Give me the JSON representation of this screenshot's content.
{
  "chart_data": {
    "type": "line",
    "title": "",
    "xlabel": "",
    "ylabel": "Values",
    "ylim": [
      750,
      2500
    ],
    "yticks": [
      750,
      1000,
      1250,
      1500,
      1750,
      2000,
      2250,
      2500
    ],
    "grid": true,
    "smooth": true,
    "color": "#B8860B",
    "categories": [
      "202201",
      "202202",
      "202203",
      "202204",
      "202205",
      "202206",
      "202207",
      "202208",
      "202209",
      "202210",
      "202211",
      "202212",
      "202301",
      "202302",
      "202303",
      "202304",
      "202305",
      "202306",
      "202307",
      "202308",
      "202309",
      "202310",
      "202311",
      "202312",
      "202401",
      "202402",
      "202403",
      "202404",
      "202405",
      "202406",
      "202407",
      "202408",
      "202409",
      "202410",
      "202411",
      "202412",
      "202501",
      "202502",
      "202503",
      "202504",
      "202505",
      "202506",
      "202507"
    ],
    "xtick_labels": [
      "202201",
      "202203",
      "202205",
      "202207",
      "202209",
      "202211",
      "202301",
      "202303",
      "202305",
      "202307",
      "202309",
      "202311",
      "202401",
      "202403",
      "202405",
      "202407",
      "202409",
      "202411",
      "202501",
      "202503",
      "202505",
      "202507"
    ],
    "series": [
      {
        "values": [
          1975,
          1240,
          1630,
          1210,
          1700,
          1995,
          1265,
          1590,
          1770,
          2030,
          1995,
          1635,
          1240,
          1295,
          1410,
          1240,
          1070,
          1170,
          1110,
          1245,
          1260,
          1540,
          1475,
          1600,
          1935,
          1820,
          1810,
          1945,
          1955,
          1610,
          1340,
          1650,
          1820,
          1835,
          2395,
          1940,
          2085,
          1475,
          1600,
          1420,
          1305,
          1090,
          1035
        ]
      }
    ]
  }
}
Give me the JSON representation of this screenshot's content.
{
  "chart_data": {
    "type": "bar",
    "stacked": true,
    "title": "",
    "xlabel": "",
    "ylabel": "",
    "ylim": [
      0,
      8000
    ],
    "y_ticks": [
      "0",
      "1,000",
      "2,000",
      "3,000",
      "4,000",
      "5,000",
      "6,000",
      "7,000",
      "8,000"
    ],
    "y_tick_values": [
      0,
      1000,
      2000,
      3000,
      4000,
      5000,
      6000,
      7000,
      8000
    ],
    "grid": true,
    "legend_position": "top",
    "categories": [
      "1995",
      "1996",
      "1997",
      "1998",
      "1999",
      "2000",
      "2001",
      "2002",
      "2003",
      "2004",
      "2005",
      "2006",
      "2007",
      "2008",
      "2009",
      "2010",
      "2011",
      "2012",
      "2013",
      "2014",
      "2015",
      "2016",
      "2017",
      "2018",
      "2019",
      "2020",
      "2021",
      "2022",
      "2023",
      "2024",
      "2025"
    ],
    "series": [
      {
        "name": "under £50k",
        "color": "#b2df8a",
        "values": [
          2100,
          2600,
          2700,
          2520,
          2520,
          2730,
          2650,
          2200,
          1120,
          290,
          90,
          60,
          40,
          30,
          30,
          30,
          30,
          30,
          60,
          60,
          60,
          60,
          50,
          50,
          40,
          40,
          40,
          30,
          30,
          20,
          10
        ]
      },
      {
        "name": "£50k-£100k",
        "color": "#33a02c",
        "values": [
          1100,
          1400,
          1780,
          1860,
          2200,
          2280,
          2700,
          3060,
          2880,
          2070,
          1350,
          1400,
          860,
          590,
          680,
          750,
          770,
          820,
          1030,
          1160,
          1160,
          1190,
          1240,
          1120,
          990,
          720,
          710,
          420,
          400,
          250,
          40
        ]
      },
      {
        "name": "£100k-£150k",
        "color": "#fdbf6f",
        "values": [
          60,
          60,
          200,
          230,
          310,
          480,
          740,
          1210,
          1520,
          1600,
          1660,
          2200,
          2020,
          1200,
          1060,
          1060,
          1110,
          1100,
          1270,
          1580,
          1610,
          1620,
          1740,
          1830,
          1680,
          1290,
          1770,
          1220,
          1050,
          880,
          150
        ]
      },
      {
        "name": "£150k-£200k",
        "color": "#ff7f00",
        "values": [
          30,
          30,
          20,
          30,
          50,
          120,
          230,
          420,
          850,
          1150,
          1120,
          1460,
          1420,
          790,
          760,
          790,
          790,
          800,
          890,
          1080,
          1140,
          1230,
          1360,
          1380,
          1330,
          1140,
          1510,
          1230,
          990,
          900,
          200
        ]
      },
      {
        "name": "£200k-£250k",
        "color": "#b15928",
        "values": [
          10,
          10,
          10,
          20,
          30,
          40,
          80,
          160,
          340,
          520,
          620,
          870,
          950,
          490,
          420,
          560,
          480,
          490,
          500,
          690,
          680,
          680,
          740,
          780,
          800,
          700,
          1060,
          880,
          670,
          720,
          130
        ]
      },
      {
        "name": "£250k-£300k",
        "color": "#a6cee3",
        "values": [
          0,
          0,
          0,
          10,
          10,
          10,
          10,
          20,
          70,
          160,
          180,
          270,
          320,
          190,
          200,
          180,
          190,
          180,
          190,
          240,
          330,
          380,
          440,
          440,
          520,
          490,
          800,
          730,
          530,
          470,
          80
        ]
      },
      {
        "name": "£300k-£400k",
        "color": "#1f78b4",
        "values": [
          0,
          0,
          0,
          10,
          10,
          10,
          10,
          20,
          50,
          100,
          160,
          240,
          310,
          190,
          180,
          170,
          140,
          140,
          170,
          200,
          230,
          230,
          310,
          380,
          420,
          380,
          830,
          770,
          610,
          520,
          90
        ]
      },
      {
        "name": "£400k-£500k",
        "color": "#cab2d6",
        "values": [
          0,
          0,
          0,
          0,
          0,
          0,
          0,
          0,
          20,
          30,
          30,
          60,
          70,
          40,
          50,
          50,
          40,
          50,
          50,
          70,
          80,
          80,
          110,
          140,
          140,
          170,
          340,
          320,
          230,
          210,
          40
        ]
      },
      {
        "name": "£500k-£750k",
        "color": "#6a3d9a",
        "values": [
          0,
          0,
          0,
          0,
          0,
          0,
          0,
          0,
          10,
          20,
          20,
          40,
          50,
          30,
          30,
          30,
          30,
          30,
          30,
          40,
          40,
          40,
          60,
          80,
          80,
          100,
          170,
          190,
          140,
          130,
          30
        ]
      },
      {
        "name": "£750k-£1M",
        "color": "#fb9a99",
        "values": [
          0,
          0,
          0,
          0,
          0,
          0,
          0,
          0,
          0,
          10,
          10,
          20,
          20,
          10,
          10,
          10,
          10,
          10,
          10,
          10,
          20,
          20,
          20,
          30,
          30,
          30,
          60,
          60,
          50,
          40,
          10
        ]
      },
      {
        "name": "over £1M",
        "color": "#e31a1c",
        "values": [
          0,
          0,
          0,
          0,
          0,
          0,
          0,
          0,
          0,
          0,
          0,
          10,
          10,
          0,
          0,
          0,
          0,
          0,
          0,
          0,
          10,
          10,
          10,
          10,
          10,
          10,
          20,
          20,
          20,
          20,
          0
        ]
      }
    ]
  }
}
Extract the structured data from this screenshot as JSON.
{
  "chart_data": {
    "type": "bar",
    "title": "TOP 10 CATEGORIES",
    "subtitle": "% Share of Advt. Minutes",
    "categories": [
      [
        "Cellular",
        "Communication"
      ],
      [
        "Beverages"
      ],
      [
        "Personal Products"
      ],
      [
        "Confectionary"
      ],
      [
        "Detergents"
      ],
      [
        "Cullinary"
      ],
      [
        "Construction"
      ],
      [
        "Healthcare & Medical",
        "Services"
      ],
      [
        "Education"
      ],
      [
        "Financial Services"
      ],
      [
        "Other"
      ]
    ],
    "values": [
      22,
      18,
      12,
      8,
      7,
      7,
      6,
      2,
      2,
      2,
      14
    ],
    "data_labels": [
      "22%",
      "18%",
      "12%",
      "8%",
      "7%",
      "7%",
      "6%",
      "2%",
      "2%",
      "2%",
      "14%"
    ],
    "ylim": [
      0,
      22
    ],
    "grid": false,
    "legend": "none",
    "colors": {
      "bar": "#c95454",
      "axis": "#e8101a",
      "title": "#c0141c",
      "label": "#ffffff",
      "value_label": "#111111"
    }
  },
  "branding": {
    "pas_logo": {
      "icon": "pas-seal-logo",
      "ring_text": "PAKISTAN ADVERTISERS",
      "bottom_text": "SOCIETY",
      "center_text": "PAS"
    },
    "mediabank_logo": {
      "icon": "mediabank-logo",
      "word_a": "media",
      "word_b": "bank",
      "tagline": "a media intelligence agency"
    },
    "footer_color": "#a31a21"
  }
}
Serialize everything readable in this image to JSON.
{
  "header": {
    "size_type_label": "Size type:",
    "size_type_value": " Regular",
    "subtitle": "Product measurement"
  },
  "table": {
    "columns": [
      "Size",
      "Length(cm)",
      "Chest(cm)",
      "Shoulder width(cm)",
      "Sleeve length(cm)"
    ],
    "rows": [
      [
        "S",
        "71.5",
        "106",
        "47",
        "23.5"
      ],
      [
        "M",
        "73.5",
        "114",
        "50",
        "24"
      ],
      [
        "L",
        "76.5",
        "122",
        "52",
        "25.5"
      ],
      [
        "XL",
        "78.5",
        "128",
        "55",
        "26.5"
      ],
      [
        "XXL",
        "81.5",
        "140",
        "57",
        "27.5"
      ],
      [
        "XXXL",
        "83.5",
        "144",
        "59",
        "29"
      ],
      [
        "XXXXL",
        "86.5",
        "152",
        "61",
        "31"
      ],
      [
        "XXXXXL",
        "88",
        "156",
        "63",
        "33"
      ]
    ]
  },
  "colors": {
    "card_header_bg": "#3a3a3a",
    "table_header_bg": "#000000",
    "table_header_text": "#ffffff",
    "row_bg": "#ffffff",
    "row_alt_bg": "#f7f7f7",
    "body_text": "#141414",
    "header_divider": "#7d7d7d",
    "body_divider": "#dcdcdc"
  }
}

· · · · · · ·

▸ **What is required**
Copy all lines in the listing above where the string "name" appears.

▸ **Worked answer**
        "name": "under £50k",
        "name": "£50k-£100k",
        "name": "£100k-£150k",
        "name": "£150k-£200k",
        "name": "£200k-£250k",
        "name": "£250k-£300k",
        "name": "£300k-£400k",
        "name": "£400k-£500k",
        "name": "£500k-£750k",
        "name": "£750k-£1M",
        "name": "over £1M",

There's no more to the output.